* **Required work**:
Each record that follows should be repeated exactly, minus any images.

* **Given records**:
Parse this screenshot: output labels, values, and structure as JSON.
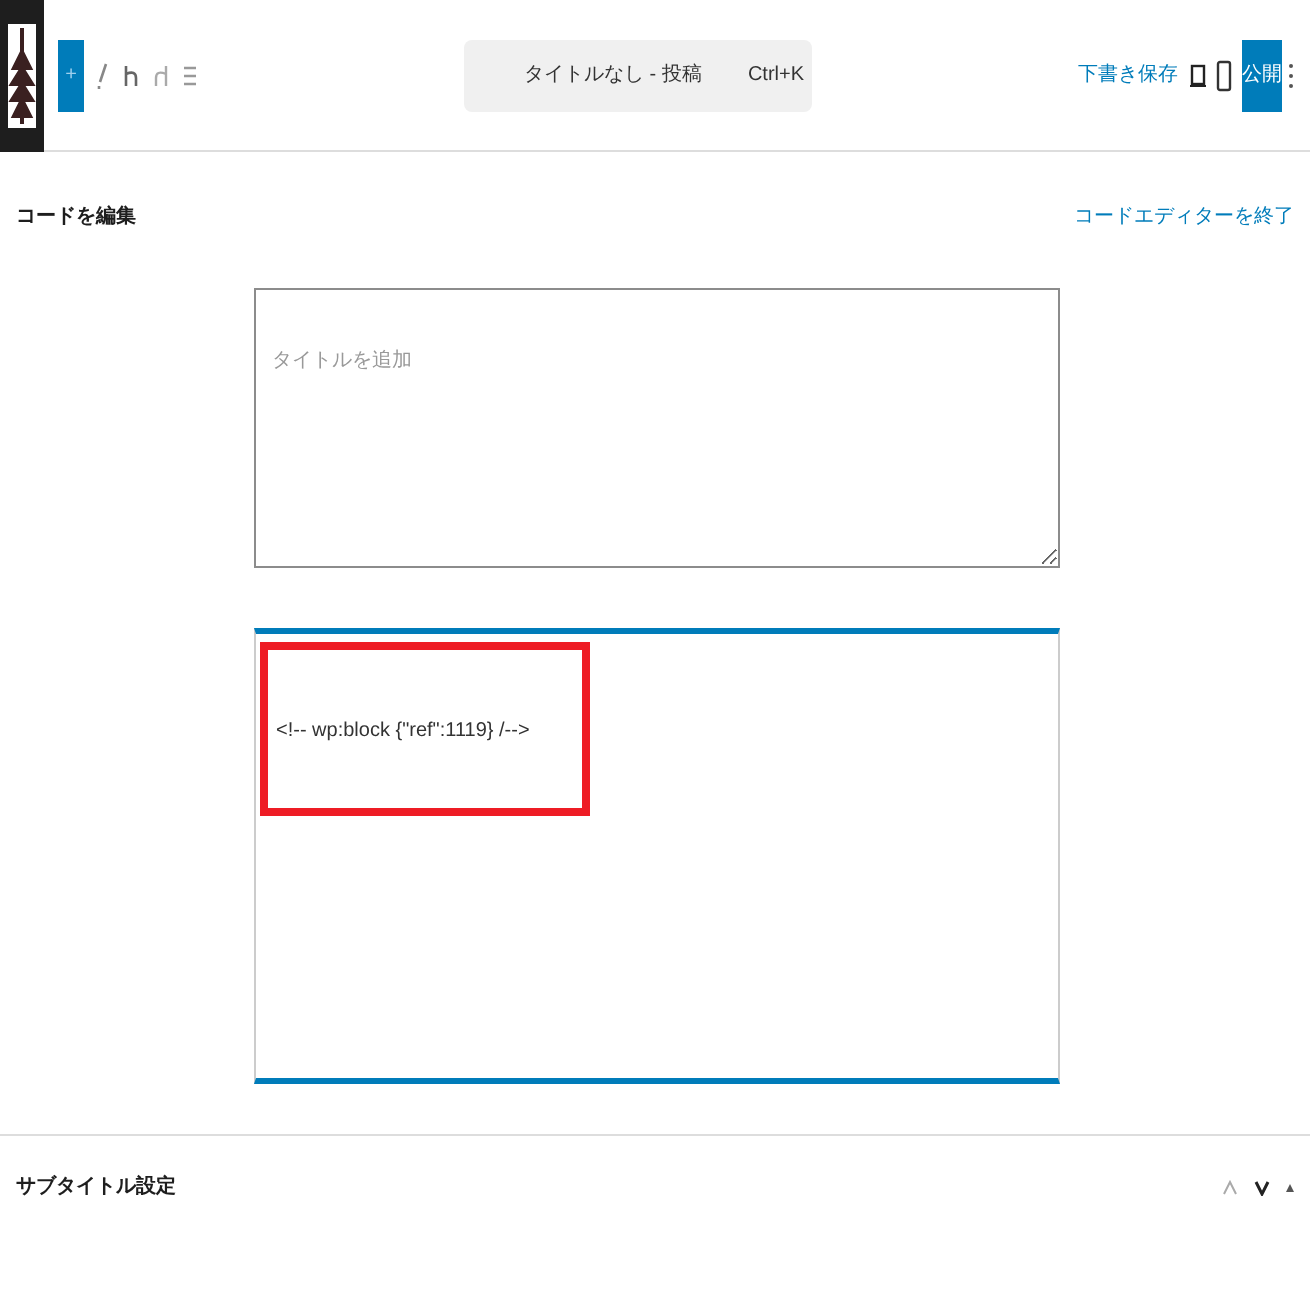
{
  "toolbar": {
    "add_button": "+",
    "search": {
      "label": "タイトルなし - 投稿",
      "shortcut": "Ctrl+K"
    },
    "save_draft": "下書き保存",
    "publish": "公開"
  },
  "code_editor": {
    "heading": "コードを編集",
    "exit_link": "コードエディターを終了",
    "title_field": {
      "placeholder": "タイトルを追加"
    },
    "code": "<!-- wp:block {\"ref\":1119} /-->"
  },
  "panel": {
    "title": "サブタイトル設定",
    "expanded": true
  }
}
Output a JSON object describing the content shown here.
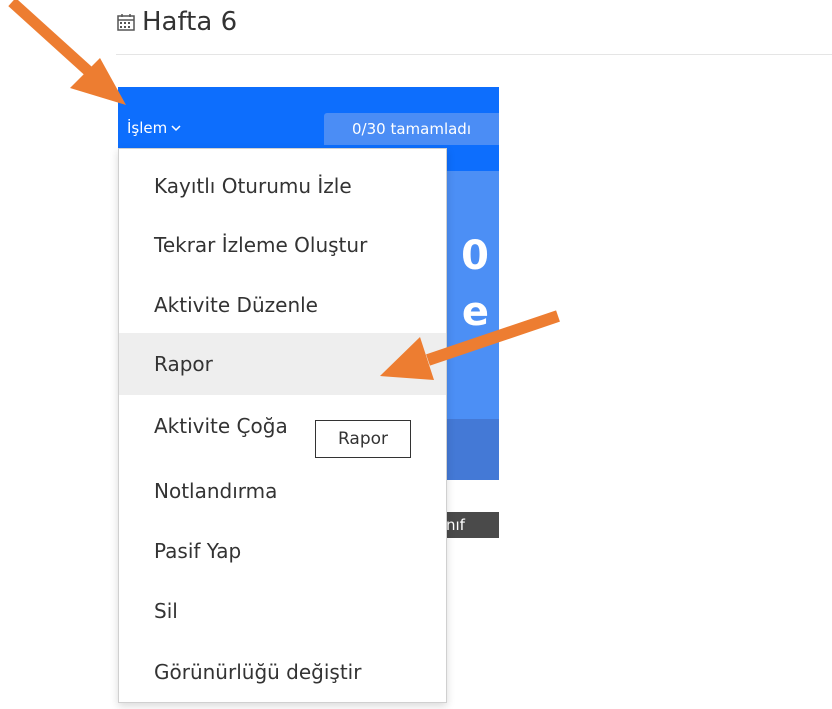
{
  "page": {
    "title": "Hafta 6"
  },
  "card": {
    "action_label": "İşlem",
    "progress_text": "0/30 tamamladı",
    "partial_text_1": "0",
    "partial_text_2": "e",
    "dark_badge_text": "nıf"
  },
  "dropdown": {
    "items": [
      {
        "label": "Kayıtlı Oturumu İzle"
      },
      {
        "label": "Tekrar İzleme Oluştur"
      },
      {
        "label": "Aktivite Düzenle"
      },
      {
        "label": "Rapor"
      },
      {
        "label": "Aktivite Çoğa"
      },
      {
        "label": "Notlandırma"
      },
      {
        "label": "Pasif Yap"
      },
      {
        "label": "Sil"
      },
      {
        "label": "Görünürlüğü değiştir"
      }
    ]
  },
  "tooltip": {
    "text": "Rapor"
  },
  "colors": {
    "accent": "#0d6efd",
    "annotation_arrow": "#ed7d31",
    "hover_bg": "#eeeeee"
  },
  "icons": {
    "title_icon": "calendar-icon",
    "toggle_icon": "chevron-down-icon"
  }
}
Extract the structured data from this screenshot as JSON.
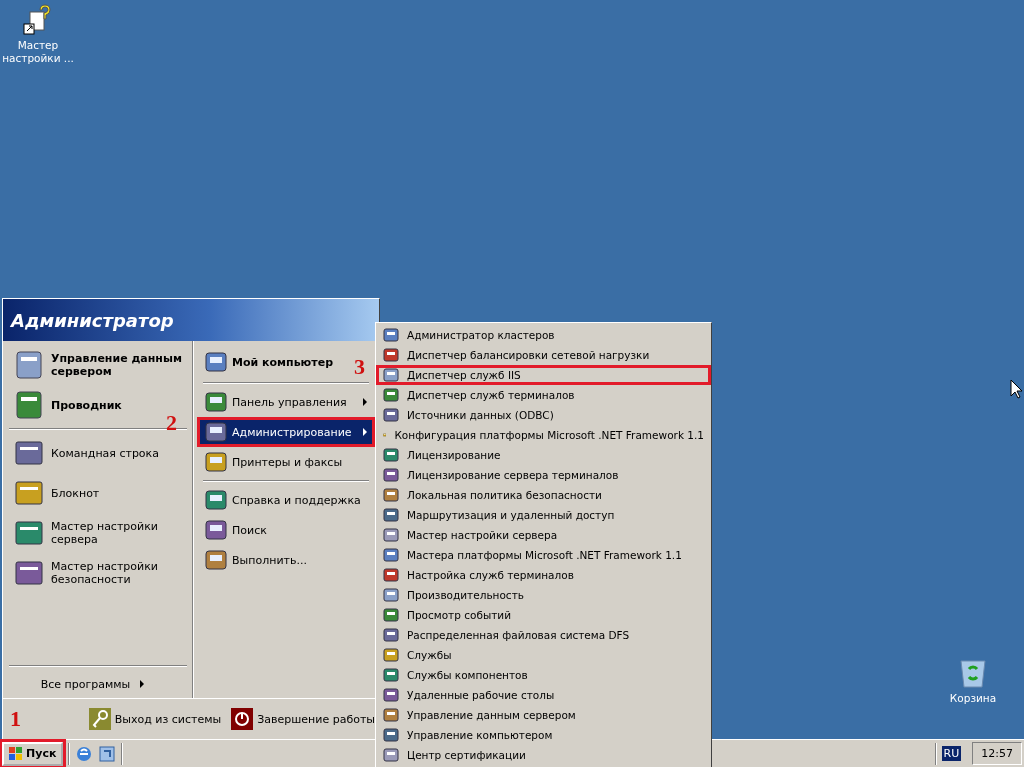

* **Full answer**:
Parse this screenshot: output labels, values, and structure as JSON.
{
  "toolbar": {
    "add_button": "+",
    "search": {
      "label": "タイトルなし - 投稿",
      "shortcut": "Ctrl+K"
    },
    "save_draft": "下書き保存",
    "publish": "公開"
  },
  "code_editor": {
    "heading": "コードを編集",
    "exit_link": "コードエディターを終了",
    "title_field": {
      "placeholder": "タイトルを追加"
    },
    "code": "<!-- wp:block {\"ref\":1119} /-->"
  },
  "panel": {
    "title": "サブタイトル設定",
    "expanded": true
  }
}
Output a JSON object describing the content shown here.
{
  "page": {
    "title": "Hafta 6"
  },
  "card": {
    "action_label": "İşlem",
    "progress_text": "0/30 tamamladı",
    "partial_text_1": "0",
    "partial_text_2": "e",
    "dark_badge_text": "nıf"
  },
  "dropdown": {
    "items": [
      {
        "label": "Kayıtlı Oturumu İzle"
      },
      {
        "label": "Tekrar İzleme Oluştur"
      },
      {
        "label": "Aktivite Düzenle"
      },
      {
        "label": "Rapor"
      },
      {
        "label": "Aktivite Çoğa"
      },
      {
        "label": "Notlandırma"
      },
      {
        "label": "Pasif Yap"
      },
      {
        "label": "Sil"
      },
      {
        "label": "Görünürlüğü değiştir"
      }
    ]
  },
  "tooltip": {
    "text": "Rapor"
  },
  "colors": {
    "accent": "#0d6efd",
    "annotation_arrow": "#ed7d31",
    "hover_bg": "#eeeeee"
  },
  "icons": {
    "title_icon": "calendar-icon",
    "toggle_icon": "chevron-down-icon"
  }
}
Extract the structured data from this screenshot as JSON.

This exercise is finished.